▶ _Written problem_: Check every line below for the string "Chrome", and copy the lines that contain it.

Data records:
---
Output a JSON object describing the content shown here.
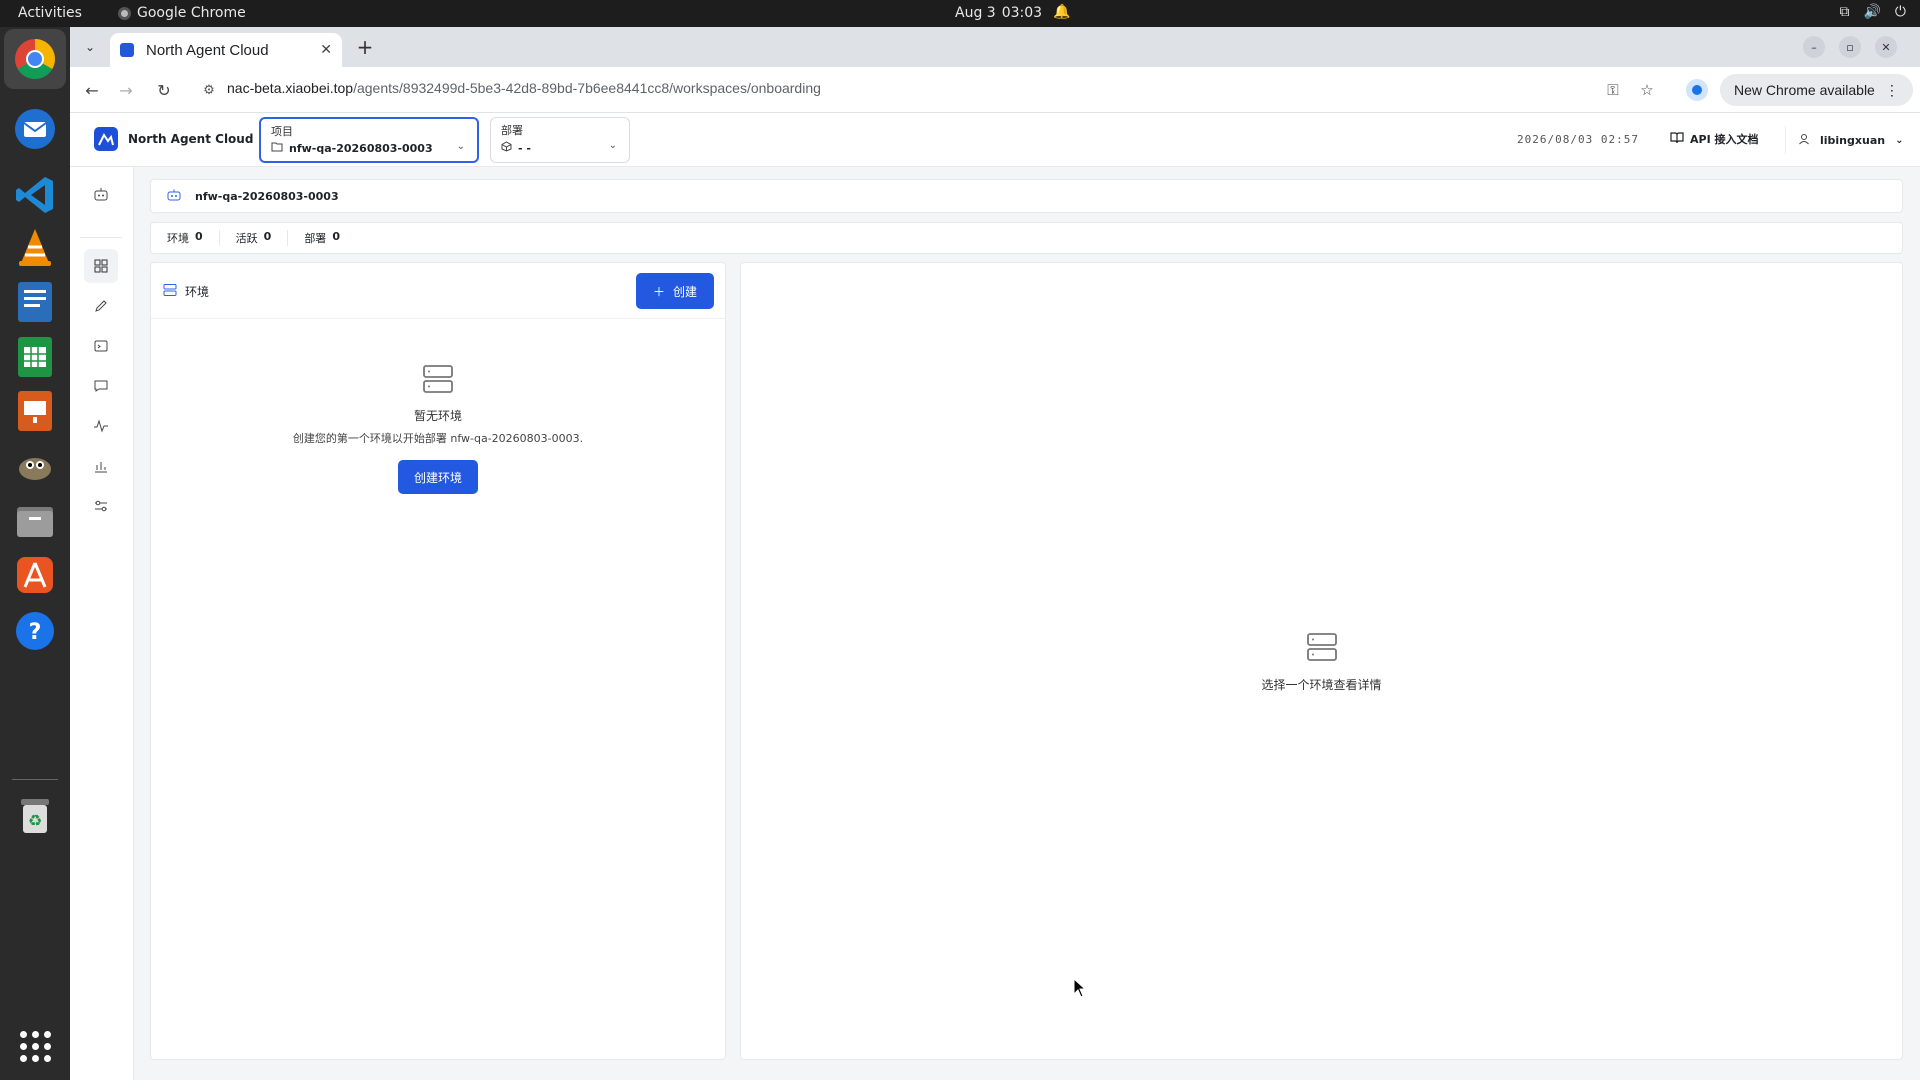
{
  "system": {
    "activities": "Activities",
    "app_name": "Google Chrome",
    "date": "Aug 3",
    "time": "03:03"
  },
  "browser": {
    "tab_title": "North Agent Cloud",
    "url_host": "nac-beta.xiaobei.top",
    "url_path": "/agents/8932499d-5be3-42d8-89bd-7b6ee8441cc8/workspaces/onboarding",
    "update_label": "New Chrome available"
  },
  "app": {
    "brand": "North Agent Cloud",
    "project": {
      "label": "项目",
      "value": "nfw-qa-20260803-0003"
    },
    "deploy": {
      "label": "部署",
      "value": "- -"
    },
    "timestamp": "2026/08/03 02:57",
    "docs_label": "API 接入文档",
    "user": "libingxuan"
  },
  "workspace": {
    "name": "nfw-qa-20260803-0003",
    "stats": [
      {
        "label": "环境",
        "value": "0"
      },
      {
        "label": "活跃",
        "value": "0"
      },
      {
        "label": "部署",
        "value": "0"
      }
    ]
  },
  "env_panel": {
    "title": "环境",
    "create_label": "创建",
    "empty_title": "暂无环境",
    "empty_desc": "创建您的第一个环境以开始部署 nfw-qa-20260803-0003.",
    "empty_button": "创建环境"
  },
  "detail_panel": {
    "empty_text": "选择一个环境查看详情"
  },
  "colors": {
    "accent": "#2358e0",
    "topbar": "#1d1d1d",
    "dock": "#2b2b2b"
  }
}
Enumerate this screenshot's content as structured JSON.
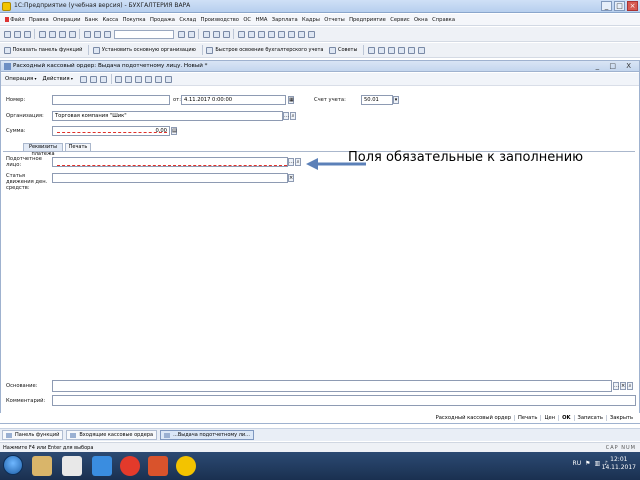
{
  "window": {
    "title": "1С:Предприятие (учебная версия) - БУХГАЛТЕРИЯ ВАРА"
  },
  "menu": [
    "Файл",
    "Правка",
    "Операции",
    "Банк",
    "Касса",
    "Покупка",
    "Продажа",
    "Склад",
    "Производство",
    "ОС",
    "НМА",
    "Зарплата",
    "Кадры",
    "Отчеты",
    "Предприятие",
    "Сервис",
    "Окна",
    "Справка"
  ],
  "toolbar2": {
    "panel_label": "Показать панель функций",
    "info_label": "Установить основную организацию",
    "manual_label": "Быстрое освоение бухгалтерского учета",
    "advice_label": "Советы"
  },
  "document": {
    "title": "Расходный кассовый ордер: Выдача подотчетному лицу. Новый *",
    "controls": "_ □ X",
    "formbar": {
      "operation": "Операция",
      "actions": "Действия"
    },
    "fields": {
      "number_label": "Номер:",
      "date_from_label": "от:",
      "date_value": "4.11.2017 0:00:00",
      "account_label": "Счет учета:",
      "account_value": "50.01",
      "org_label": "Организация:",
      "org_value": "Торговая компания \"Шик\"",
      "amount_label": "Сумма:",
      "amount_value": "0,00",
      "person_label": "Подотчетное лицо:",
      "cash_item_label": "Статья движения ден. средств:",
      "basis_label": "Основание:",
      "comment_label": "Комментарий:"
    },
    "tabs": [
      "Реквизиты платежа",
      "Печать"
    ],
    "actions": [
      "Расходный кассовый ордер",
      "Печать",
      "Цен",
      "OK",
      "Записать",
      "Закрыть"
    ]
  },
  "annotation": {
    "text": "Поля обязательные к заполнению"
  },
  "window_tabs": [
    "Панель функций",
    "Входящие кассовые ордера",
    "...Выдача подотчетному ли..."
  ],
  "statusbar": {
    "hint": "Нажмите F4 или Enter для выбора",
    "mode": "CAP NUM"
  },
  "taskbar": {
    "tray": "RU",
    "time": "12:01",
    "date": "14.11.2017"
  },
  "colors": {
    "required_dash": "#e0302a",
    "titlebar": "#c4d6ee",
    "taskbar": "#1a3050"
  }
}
---
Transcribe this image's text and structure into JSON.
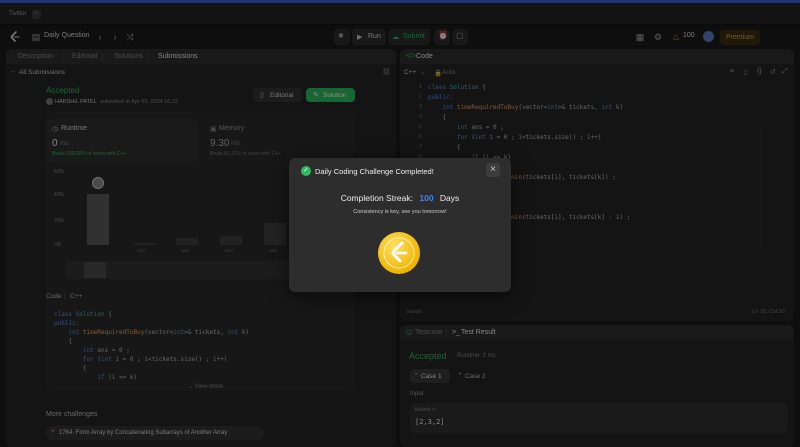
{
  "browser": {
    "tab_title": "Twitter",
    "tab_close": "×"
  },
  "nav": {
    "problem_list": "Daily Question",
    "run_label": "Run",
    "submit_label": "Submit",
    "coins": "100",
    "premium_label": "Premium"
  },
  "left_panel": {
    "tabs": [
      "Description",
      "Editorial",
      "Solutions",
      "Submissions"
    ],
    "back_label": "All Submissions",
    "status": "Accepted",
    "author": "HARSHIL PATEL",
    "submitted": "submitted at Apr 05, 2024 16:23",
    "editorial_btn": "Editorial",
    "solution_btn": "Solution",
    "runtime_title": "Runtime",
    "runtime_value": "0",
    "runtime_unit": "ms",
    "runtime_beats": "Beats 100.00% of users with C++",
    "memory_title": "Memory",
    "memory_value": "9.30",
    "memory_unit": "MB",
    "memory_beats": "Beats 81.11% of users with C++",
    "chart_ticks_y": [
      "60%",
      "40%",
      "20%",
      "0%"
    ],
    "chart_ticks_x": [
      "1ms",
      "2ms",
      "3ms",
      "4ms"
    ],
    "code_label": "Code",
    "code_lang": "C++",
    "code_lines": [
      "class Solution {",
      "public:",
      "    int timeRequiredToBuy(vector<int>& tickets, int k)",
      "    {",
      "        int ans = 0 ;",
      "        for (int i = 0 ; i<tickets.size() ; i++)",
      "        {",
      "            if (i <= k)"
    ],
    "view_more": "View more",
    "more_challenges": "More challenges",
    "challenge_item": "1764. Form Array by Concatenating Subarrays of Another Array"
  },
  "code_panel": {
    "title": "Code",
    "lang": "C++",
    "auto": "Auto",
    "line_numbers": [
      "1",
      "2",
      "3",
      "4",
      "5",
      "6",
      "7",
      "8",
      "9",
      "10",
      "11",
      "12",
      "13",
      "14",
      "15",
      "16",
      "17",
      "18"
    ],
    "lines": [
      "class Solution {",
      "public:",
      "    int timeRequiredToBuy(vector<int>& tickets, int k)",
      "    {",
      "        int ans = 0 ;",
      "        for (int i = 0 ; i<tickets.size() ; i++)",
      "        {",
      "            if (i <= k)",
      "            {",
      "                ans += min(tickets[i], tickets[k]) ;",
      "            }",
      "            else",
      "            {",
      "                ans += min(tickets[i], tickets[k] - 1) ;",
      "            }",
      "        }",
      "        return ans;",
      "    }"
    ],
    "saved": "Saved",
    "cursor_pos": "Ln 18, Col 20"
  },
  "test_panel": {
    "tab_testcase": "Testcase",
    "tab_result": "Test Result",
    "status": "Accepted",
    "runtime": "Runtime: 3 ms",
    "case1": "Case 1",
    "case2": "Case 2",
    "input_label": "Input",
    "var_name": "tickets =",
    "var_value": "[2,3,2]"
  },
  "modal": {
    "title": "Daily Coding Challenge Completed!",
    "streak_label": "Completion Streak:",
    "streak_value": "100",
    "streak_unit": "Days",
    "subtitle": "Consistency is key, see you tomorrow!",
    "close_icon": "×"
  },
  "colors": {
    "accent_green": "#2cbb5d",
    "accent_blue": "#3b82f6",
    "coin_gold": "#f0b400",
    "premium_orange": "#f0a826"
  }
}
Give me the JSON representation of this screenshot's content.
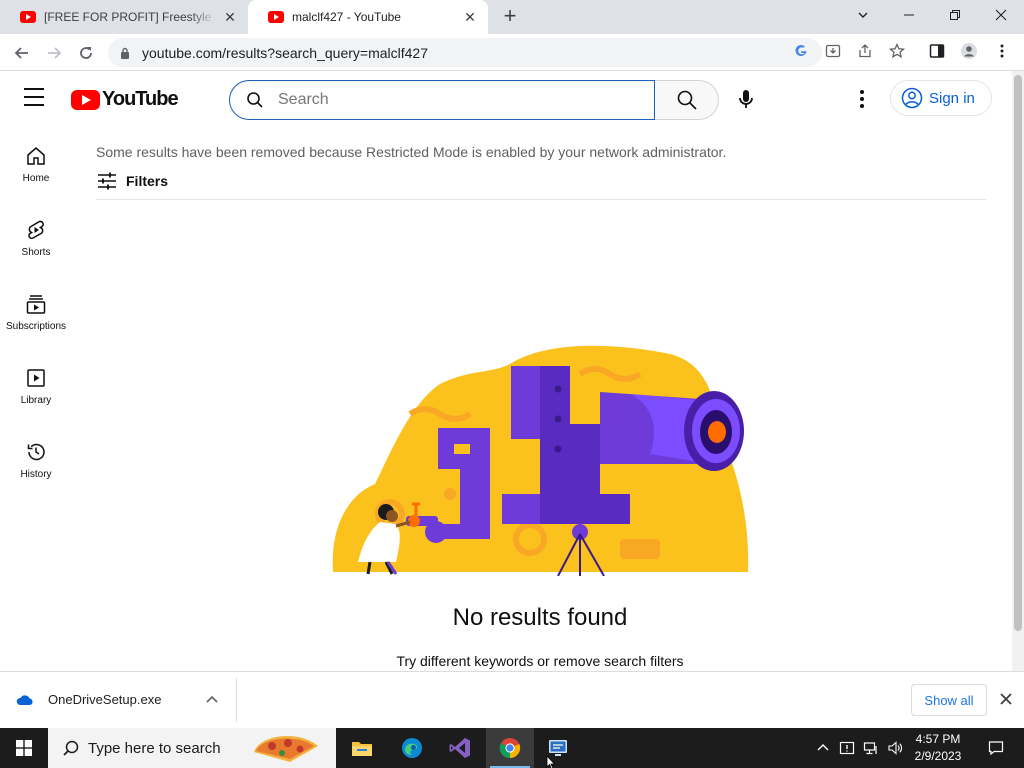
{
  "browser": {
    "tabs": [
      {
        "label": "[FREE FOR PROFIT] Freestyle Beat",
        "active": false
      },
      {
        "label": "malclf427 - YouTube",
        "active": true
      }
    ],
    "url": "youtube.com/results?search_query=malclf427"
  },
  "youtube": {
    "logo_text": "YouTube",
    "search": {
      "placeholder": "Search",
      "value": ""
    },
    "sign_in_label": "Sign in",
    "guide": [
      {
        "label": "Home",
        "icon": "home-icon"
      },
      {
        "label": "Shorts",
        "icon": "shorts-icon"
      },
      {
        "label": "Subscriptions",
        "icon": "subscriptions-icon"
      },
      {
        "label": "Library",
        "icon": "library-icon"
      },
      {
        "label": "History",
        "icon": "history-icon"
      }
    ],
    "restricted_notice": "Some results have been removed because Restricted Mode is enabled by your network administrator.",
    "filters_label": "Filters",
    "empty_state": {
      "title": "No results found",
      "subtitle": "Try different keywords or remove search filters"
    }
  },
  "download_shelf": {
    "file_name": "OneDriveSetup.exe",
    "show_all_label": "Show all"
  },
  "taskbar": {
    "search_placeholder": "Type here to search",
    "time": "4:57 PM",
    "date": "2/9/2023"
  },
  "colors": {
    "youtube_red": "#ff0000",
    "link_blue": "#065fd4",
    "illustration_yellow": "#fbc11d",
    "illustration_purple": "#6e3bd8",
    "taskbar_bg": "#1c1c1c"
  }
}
---
▶ _Final answer_:
    "app_name": "Google Chrome",
    "update_label": "New Chrome available"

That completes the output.